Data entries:
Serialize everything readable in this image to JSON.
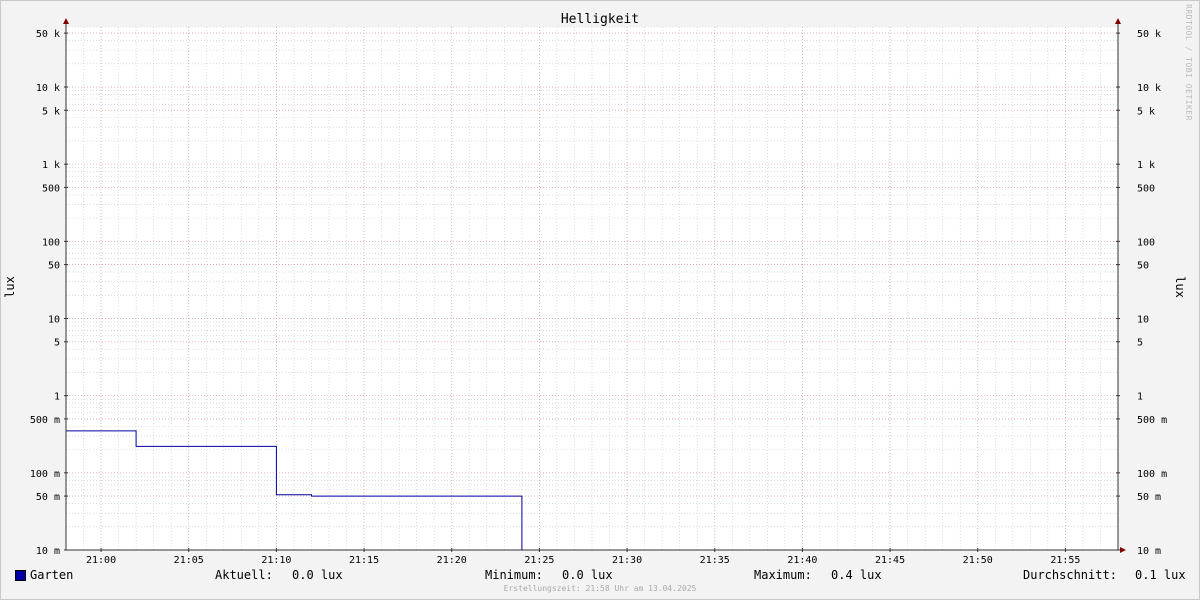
{
  "title": "Helligkeit",
  "watermark": "RRDTOOL / TOBI OETIKER",
  "footer": "Erstellungszeit: 21:58 Uhr am 13.04.2025",
  "colors": {
    "series": "#0000a0",
    "major_grid": "#e8a0a0",
    "minor_grid": "#c8c8c8",
    "arrow": "#800000"
  },
  "legend": {
    "series_name": "Garten",
    "current_label": "Aktuell:",
    "current_value": "0.0 lux",
    "min_label": "Minimum:",
    "min_value": "0.0 lux",
    "max_label": "Maximum:",
    "max_value": "0.4 lux",
    "avg_label": "Durchschnitt:",
    "avg_value": "0.1 lux"
  },
  "chart_data": {
    "type": "line",
    "title": "Helligkeit",
    "ylabel": "lux",
    "ylabel_right": "lux",
    "y_scale": "log",
    "ylim": [
      0.01,
      60000
    ],
    "xlim": [
      "20:58",
      "21:58"
    ],
    "grid": true,
    "x_ticks": [
      "21:00",
      "21:05",
      "21:10",
      "21:15",
      "21:20",
      "21:25",
      "21:30",
      "21:35",
      "21:40",
      "21:45",
      "21:50",
      "21:55"
    ],
    "y_ticks": [
      {
        "value": 50000,
        "label": "50 k"
      },
      {
        "value": 10000,
        "label": "10 k"
      },
      {
        "value": 5000,
        "label": "5 k"
      },
      {
        "value": 1000,
        "label": "1 k"
      },
      {
        "value": 500,
        "label": "500"
      },
      {
        "value": 100,
        "label": "100"
      },
      {
        "value": 50,
        "label": "50"
      },
      {
        "value": 10,
        "label": "10"
      },
      {
        "value": 5,
        "label": "5"
      },
      {
        "value": 1,
        "label": "1"
      },
      {
        "value": 0.5,
        "label": "500 m"
      },
      {
        "value": 0.1,
        "label": "100 m"
      },
      {
        "value": 0.05,
        "label": "50 m"
      },
      {
        "value": 0.01,
        "label": "10 m"
      }
    ],
    "series": [
      {
        "name": "Garten",
        "color": "#0000a0",
        "points": [
          [
            "20:58",
            0.35
          ],
          [
            "21:02",
            0.35
          ],
          [
            "21:02",
            0.22
          ],
          [
            "21:10",
            0.22
          ],
          [
            "21:10",
            0.052
          ],
          [
            "21:12",
            0.052
          ],
          [
            "21:12",
            0.05
          ],
          [
            "21:24",
            0.05
          ],
          [
            "21:24",
            0.01
          ],
          [
            "21:58",
            0.01
          ]
        ]
      }
    ]
  }
}
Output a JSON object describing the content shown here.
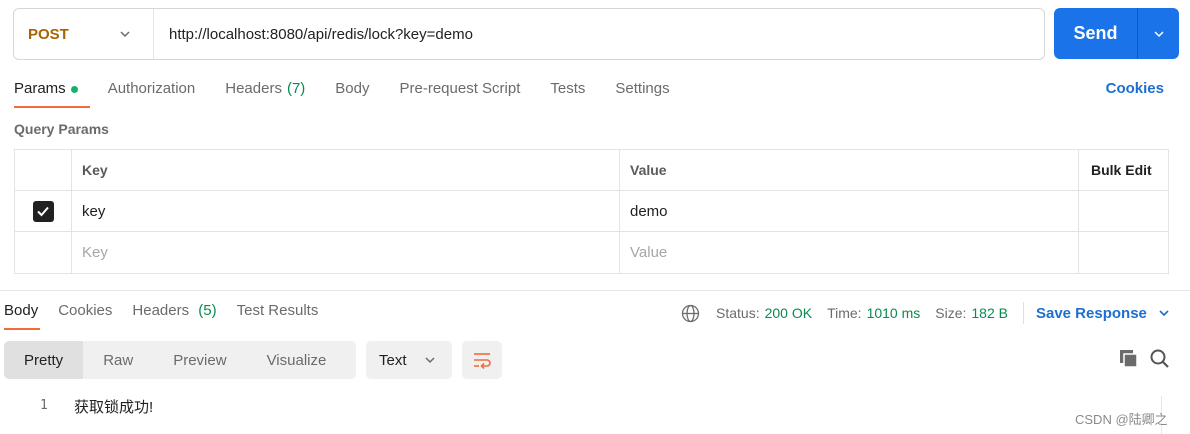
{
  "request": {
    "method": "POST",
    "url": "http://localhost:8080/api/redis/lock?key=demo",
    "send_label": "Send"
  },
  "request_tabs": [
    {
      "label": "Params",
      "badge": "",
      "active": true,
      "dot": true
    },
    {
      "label": "Authorization",
      "badge": ""
    },
    {
      "label": "Headers",
      "badge": "(7)"
    },
    {
      "label": "Body",
      "badge": ""
    },
    {
      "label": "Pre-request Script",
      "badge": ""
    },
    {
      "label": "Tests",
      "badge": ""
    },
    {
      "label": "Settings",
      "badge": ""
    }
  ],
  "cookies_label": "Cookies",
  "query_params": {
    "title": "Query Params",
    "headers": {
      "key": "Key",
      "value": "Value",
      "bulk_edit": "Bulk Edit"
    },
    "rows": [
      {
        "checked": true,
        "key": "key",
        "value": "demo"
      }
    ],
    "placeholder": {
      "key": "Key",
      "value": "Value"
    }
  },
  "response_tabs": [
    {
      "label": "Body",
      "badge": "",
      "active": true
    },
    {
      "label": "Cookies",
      "badge": ""
    },
    {
      "label": "Headers",
      "badge": "(5)"
    },
    {
      "label": "Test Results",
      "badge": ""
    }
  ],
  "response_status": {
    "status_label": "Status:",
    "status_value": "200 OK",
    "time_label": "Time:",
    "time_value": "1010 ms",
    "size_label": "Size:",
    "size_value": "182 B",
    "save_label": "Save Response"
  },
  "view_modes": [
    "Pretty",
    "Raw",
    "Preview",
    "Visualize"
  ],
  "format": "Text",
  "response_body": {
    "line_number": "1",
    "line_text": "获取锁成功!"
  },
  "watermark": "CSDN @陆卿之",
  "colors": {
    "accent_orange": "#f26b3a",
    "send_blue": "#1a73e8",
    "method_post": "#a86400",
    "success_green": "#0b8a4e"
  }
}
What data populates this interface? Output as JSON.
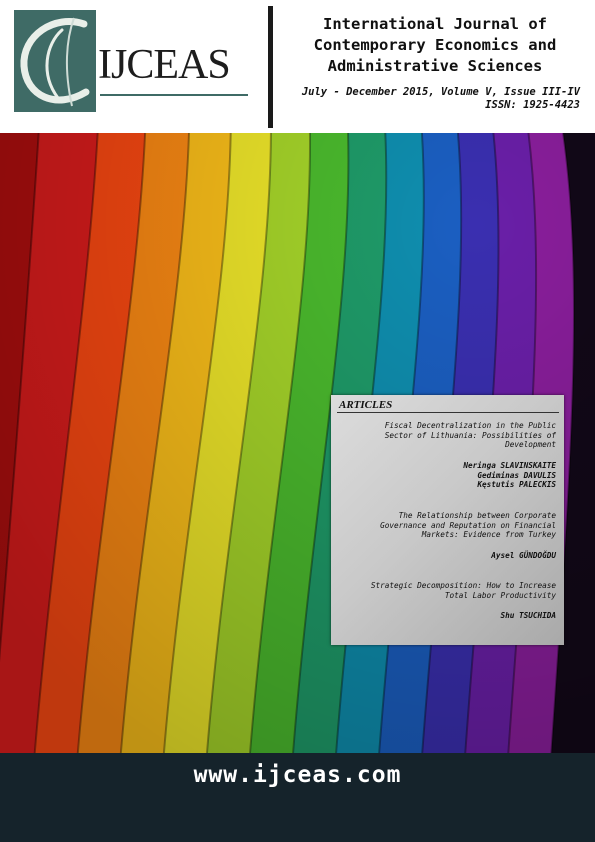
{
  "logo": {
    "text": "IJCEAS",
    "colors": {
      "box": "#3f6b66",
      "text": "#1d1d1d"
    }
  },
  "journal": {
    "title_lines": [
      "International Journal of",
      "Contemporary Economics and",
      "Administrative Sciences"
    ],
    "issue_line": "July - December 2015, Volume V, Issue III-IV",
    "issn_line": "ISSN: 1925-4423"
  },
  "articles": {
    "heading": "ARTICLES",
    "items": [
      {
        "title_lines": [
          "Fiscal Decentralization in the Public",
          "Sector of Lithuania: Possibilities of",
          "Development"
        ],
        "author_lines": [
          "Neringa SLAVINSKAITE",
          "Gediminas DAVULIS",
          "Kęstutis PALECKIS"
        ]
      },
      {
        "title_lines": [
          "The Relationship between Corporate",
          "Governance and Reputation on Financial",
          "Markets: Evidence from Turkey"
        ],
        "author_lines": [
          "Aysel GÜNDOĞDU"
        ]
      },
      {
        "title_lines": [
          "Strategic Decomposition: How to Increase",
          "Total Labor Productivity"
        ],
        "author_lines": [
          "Shu TSUCHIDA"
        ]
      }
    ]
  },
  "footer": {
    "url": "www.ijceas.com",
    "background": "#15232b"
  },
  "art_palette": [
    "#b30f0f",
    "#e01d1d",
    "#ff4a12",
    "#ff8c14",
    "#ffc21a",
    "#f2ea2a",
    "#a8d82a",
    "#4cbd2e",
    "#1f9d6a",
    "#0f8fb0",
    "#1b5fc2",
    "#3a2fb0",
    "#6a1fa8",
    "#8a1e9c"
  ]
}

Your goal:
Every line should be retyped exactly, with the pictures omitted.

Result below:
Serialize everything readable in this image to JSON.
{
  "title": "Helligkeit",
  "watermark": "RRDTOOL / TOBI OETIKER",
  "footer": "Erstellungszeit: 21:58 Uhr am 13.04.2025",
  "colors": {
    "series": "#0000a0",
    "major_grid": "#e8a0a0",
    "minor_grid": "#c8c8c8",
    "arrow": "#800000"
  },
  "legend": {
    "series_name": "Garten",
    "current_label": "Aktuell:",
    "current_value": "0.0 lux",
    "min_label": "Minimum:",
    "min_value": "0.0 lux",
    "max_label": "Maximum:",
    "max_value": "0.4 lux",
    "avg_label": "Durchschnitt:",
    "avg_value": "0.1 lux"
  },
  "chart_data": {
    "type": "line",
    "title": "Helligkeit",
    "ylabel": "lux",
    "ylabel_right": "lux",
    "y_scale": "log",
    "ylim": [
      0.01,
      60000
    ],
    "xlim": [
      "20:58",
      "21:58"
    ],
    "grid": true,
    "x_ticks": [
      "21:00",
      "21:05",
      "21:10",
      "21:15",
      "21:20",
      "21:25",
      "21:30",
      "21:35",
      "21:40",
      "21:45",
      "21:50",
      "21:55"
    ],
    "y_ticks": [
      {
        "value": 50000,
        "label": "50 k"
      },
      {
        "value": 10000,
        "label": "10 k"
      },
      {
        "value": 5000,
        "label": "5 k"
      },
      {
        "value": 1000,
        "label": "1 k"
      },
      {
        "value": 500,
        "label": "500"
      },
      {
        "value": 100,
        "label": "100"
      },
      {
        "value": 50,
        "label": "50"
      },
      {
        "value": 10,
        "label": "10"
      },
      {
        "value": 5,
        "label": "5"
      },
      {
        "value": 1,
        "label": "1"
      },
      {
        "value": 0.5,
        "label": "500 m"
      },
      {
        "value": 0.1,
        "label": "100 m"
      },
      {
        "value": 0.05,
        "label": "50 m"
      },
      {
        "value": 0.01,
        "label": "10 m"
      }
    ],
    "series": [
      {
        "name": "Garten",
        "color": "#0000a0",
        "points": [
          [
            "20:58",
            0.35
          ],
          [
            "21:02",
            0.35
          ],
          [
            "21:02",
            0.22
          ],
          [
            "21:10",
            0.22
          ],
          [
            "21:10",
            0.052
          ],
          [
            "21:12",
            0.052
          ],
          [
            "21:12",
            0.05
          ],
          [
            "21:24",
            0.05
          ],
          [
            "21:24",
            0.01
          ],
          [
            "21:58",
            0.01
          ]
        ]
      }
    ]
  }
}
Output a JSON object describing the content shown here.
{
  "request": {
    "method": "POST",
    "url": "http://localhost:8080/api/redis/lock?key=demo",
    "send_label": "Send"
  },
  "request_tabs": [
    {
      "label": "Params",
      "badge": "",
      "active": true,
      "dot": true
    },
    {
      "label": "Authorization",
      "badge": ""
    },
    {
      "label": "Headers",
      "badge": "(7)"
    },
    {
      "label": "Body",
      "badge": ""
    },
    {
      "label": "Pre-request Script",
      "badge": ""
    },
    {
      "label": "Tests",
      "badge": ""
    },
    {
      "label": "Settings",
      "badge": ""
    }
  ],
  "cookies_label": "Cookies",
  "query_params": {
    "title": "Query Params",
    "headers": {
      "key": "Key",
      "value": "Value",
      "bulk_edit": "Bulk Edit"
    },
    "rows": [
      {
        "checked": true,
        "key": "key",
        "value": "demo"
      }
    ],
    "placeholder": {
      "key": "Key",
      "value": "Value"
    }
  },
  "response_tabs": [
    {
      "label": "Body",
      "badge": "",
      "active": true
    },
    {
      "label": "Cookies",
      "badge": ""
    },
    {
      "label": "Headers",
      "badge": "(5)"
    },
    {
      "label": "Test Results",
      "badge": ""
    }
  ],
  "response_status": {
    "status_label": "Status:",
    "status_value": "200 OK",
    "time_label": "Time:",
    "time_value": "1010 ms",
    "size_label": "Size:",
    "size_value": "182 B",
    "save_label": "Save Response"
  },
  "view_modes": [
    "Pretty",
    "Raw",
    "Preview",
    "Visualize"
  ],
  "format": "Text",
  "response_body": {
    "line_number": "1",
    "line_text": "获取锁成功!"
  },
  "watermark": "CSDN @陆卿之",
  "colors": {
    "accent_orange": "#f26b3a",
    "send_blue": "#1a73e8",
    "method_post": "#a86400",
    "success_green": "#0b8a4e"
  }
}
What data populates this interface? Output as JSON.
{
  "logo": {
    "text": "IJCEAS",
    "colors": {
      "box": "#3f6b66",
      "text": "#1d1d1d"
    }
  },
  "journal": {
    "title_lines": [
      "International Journal of",
      "Contemporary Economics and",
      "Administrative Sciences"
    ],
    "issue_line": "July - December 2015, Volume V, Issue III-IV",
    "issn_line": "ISSN: 1925-4423"
  },
  "articles": {
    "heading": "ARTICLES",
    "items": [
      {
        "title_lines": [
          "Fiscal Decentralization in the Public",
          "Sector of Lithuania: Possibilities of",
          "Development"
        ],
        "author_lines": [
          "Neringa SLAVINSKAITE",
          "Gediminas DAVULIS",
          "Kęstutis PALECKIS"
        ]
      },
      {
        "title_lines": [
          "The Relationship between Corporate",
          "Governance and Reputation on Financial",
          "Markets: Evidence from Turkey"
        ],
        "author_lines": [
          "Aysel GÜNDOĞDU"
        ]
      },
      {
        "title_lines": [
          "Strategic Decomposition: How to Increase",
          "Total Labor Productivity"
        ],
        "author_lines": [
          "Shu TSUCHIDA"
        ]
      }
    ]
  },
  "footer": {
    "url": "www.ijceas.com",
    "background": "#15232b"
  },
  "art_palette": [
    "#b30f0f",
    "#e01d1d",
    "#ff4a12",
    "#ff8c14",
    "#ffc21a",
    "#f2ea2a",
    "#a8d82a",
    "#4cbd2e",
    "#1f9d6a",
    "#0f8fb0",
    "#1b5fc2",
    "#3a2fb0",
    "#6a1fa8",
    "#8a1e9c"
  ]
}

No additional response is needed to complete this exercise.